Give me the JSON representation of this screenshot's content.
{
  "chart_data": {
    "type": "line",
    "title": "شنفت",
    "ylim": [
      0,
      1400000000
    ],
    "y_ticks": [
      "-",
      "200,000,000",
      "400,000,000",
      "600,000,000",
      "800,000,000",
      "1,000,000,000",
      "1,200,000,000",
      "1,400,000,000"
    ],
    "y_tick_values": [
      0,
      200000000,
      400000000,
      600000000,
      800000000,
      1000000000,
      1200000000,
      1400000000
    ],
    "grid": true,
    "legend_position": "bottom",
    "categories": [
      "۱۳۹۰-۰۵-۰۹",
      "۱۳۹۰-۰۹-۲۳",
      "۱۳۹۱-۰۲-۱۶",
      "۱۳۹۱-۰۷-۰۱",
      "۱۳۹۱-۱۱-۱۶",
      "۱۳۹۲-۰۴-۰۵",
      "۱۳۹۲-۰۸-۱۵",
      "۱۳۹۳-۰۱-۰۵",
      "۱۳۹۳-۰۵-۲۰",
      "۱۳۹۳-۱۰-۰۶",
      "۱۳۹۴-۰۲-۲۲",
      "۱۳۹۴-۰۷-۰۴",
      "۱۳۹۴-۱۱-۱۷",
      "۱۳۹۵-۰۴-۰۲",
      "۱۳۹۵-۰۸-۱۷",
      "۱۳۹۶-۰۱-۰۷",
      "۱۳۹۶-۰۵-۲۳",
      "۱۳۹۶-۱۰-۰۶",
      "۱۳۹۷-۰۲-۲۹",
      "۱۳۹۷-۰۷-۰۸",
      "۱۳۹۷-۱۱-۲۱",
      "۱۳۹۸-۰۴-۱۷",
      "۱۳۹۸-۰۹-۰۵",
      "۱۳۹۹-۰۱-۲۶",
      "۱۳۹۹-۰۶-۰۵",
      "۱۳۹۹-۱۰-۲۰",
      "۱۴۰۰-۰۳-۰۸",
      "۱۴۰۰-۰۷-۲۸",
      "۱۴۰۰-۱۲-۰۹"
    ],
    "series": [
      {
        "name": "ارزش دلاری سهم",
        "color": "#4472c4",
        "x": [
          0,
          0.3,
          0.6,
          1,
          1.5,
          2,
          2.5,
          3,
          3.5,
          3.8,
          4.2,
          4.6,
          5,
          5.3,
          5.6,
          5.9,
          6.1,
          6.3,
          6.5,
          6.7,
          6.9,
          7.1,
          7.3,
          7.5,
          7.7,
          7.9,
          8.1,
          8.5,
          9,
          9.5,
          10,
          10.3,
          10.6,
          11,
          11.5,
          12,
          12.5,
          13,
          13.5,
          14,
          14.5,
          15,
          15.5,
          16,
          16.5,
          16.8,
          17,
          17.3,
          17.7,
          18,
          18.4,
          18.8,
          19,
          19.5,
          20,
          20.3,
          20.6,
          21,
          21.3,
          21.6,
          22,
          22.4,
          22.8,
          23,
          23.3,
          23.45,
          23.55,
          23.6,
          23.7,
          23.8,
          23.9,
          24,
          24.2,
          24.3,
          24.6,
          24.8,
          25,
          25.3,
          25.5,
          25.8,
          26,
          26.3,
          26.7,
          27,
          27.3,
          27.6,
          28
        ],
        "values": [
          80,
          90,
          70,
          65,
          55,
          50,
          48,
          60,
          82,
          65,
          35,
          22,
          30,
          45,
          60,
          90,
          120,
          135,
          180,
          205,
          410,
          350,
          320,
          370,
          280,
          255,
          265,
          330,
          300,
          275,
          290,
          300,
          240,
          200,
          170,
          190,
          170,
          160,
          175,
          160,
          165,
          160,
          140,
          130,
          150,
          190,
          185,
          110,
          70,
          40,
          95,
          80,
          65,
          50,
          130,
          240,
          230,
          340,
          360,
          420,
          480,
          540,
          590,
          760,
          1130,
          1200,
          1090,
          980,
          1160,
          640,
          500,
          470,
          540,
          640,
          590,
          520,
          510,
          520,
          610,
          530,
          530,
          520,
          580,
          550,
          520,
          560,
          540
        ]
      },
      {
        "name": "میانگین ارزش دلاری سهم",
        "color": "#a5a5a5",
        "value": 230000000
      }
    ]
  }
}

■ ■ ■

| What needs to be done |
Give only the number of lines in the material above where the string "ارزش" appears.

| Solution for this problem |
2